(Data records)
###
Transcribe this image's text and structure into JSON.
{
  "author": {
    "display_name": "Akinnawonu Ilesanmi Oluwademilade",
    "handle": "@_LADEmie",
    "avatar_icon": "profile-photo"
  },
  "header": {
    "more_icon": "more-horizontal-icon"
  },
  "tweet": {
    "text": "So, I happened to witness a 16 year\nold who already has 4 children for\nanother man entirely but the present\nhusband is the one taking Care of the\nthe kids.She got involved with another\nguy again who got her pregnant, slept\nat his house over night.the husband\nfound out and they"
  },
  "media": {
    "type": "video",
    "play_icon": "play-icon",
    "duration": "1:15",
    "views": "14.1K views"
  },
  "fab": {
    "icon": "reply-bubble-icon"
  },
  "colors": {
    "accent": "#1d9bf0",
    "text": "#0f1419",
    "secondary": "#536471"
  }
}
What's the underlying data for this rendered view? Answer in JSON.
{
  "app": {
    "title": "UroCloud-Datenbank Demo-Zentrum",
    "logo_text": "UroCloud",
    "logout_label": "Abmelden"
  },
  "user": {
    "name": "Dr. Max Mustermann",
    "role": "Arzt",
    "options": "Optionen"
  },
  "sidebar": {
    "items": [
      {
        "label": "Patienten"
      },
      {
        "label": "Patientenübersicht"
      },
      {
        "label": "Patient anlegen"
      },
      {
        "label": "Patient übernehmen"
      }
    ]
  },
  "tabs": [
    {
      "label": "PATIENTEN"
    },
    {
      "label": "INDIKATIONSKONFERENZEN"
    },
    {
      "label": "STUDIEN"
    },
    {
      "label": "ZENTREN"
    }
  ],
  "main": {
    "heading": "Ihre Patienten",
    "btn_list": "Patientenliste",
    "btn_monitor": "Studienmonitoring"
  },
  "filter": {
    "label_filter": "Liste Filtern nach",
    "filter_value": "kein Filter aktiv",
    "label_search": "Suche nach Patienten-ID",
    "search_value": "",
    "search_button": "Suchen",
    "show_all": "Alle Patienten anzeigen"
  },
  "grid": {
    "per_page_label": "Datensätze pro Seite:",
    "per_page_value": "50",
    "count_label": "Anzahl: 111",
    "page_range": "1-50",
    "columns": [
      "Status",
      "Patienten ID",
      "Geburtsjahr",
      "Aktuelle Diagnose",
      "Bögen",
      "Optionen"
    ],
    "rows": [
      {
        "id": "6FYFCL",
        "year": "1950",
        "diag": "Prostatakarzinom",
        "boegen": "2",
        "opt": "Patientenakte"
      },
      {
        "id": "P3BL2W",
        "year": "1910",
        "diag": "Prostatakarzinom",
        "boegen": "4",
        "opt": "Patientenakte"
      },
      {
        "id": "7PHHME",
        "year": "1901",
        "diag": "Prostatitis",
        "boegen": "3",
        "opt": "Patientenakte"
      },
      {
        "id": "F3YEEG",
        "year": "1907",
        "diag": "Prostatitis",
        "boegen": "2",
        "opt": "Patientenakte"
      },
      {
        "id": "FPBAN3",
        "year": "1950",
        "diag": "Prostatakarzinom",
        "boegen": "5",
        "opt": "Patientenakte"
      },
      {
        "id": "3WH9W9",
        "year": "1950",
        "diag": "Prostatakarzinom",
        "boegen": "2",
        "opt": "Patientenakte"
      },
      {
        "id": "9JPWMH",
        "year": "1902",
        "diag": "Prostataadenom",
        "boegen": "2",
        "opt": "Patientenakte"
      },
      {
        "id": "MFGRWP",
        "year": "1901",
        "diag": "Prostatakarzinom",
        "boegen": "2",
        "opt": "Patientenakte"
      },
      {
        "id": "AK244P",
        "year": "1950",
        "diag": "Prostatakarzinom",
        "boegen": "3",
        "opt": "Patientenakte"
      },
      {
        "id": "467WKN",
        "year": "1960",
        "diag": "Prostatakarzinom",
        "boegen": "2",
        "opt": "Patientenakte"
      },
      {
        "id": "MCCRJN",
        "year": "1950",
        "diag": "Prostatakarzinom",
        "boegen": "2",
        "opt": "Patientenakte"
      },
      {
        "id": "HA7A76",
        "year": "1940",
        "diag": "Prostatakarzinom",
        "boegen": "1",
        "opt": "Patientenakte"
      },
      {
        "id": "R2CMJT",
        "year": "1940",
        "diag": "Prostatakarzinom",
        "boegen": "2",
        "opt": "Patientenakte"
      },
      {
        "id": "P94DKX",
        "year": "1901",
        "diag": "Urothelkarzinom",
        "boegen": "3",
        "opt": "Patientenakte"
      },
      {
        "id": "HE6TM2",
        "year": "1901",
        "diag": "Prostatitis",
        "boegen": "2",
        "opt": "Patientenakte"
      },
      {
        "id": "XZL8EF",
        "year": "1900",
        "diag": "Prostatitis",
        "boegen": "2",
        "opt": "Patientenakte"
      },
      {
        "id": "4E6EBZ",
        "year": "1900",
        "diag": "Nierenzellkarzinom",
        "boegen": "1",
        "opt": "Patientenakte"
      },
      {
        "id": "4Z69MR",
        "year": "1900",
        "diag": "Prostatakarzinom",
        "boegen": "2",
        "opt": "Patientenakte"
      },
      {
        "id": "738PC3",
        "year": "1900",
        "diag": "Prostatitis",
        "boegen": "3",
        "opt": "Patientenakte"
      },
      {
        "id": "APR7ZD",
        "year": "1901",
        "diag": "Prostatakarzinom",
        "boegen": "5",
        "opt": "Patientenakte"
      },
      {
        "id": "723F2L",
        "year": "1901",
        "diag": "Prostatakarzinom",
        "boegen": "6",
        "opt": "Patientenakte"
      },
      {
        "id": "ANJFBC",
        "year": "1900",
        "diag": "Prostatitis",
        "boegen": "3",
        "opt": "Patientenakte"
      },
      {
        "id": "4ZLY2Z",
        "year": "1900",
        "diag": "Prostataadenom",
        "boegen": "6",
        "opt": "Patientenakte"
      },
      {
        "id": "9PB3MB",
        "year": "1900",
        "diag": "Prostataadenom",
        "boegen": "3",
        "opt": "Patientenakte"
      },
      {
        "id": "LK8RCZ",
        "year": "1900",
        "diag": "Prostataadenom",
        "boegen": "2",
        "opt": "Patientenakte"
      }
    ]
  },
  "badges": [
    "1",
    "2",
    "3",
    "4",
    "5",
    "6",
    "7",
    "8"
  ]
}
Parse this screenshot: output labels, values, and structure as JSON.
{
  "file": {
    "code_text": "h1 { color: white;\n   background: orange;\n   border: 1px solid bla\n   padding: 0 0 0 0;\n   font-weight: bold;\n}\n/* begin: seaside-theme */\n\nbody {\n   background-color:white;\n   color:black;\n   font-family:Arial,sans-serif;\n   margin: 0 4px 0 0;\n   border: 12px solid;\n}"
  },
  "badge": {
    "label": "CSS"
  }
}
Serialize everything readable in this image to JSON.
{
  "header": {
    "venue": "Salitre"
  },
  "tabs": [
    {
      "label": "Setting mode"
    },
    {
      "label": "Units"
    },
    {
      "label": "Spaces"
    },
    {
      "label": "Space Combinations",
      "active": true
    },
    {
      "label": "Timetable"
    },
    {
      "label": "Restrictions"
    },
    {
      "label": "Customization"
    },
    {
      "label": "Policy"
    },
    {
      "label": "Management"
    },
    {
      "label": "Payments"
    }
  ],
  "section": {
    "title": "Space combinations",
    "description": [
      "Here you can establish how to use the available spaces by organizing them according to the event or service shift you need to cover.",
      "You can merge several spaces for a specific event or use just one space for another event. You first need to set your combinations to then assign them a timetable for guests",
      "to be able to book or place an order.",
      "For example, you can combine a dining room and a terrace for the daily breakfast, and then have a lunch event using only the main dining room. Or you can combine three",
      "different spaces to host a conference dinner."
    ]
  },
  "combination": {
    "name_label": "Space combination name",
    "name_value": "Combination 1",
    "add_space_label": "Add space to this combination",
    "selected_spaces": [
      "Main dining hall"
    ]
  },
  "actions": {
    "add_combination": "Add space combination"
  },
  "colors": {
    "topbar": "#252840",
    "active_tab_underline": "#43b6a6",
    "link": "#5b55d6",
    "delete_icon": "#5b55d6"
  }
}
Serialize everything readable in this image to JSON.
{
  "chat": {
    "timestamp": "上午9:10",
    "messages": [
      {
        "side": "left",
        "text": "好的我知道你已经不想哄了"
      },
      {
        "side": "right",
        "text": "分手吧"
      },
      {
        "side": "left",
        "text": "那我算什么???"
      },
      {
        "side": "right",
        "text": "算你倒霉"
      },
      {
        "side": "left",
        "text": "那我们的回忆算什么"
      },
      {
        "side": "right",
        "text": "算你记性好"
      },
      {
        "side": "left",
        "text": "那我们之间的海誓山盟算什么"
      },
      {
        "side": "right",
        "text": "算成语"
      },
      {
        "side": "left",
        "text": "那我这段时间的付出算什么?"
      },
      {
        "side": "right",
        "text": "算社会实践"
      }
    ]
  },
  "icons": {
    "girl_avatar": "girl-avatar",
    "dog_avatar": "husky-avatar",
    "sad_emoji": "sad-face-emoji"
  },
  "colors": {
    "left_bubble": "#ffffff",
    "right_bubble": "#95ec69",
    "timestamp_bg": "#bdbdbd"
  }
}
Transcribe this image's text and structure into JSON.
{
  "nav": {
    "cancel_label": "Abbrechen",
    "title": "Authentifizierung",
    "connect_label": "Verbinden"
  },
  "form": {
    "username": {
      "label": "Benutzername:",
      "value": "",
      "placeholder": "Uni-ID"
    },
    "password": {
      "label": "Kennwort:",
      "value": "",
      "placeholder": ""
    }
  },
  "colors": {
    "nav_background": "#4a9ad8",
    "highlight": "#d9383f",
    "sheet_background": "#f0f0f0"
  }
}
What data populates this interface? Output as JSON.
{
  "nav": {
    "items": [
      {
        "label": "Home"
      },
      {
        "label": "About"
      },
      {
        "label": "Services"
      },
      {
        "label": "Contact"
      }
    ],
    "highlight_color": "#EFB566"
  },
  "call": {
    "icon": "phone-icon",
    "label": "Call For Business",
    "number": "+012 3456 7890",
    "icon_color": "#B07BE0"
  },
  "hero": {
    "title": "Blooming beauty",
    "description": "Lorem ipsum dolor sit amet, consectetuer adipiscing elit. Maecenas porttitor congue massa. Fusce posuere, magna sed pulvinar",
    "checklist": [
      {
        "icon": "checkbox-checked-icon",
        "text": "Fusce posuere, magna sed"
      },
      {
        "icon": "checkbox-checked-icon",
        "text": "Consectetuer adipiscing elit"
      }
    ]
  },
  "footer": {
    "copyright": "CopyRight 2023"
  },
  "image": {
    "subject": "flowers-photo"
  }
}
###
● Set problem: Count the lines in the records above that hold the word "Fusce", and give only that number.

● Output of the exercise: 2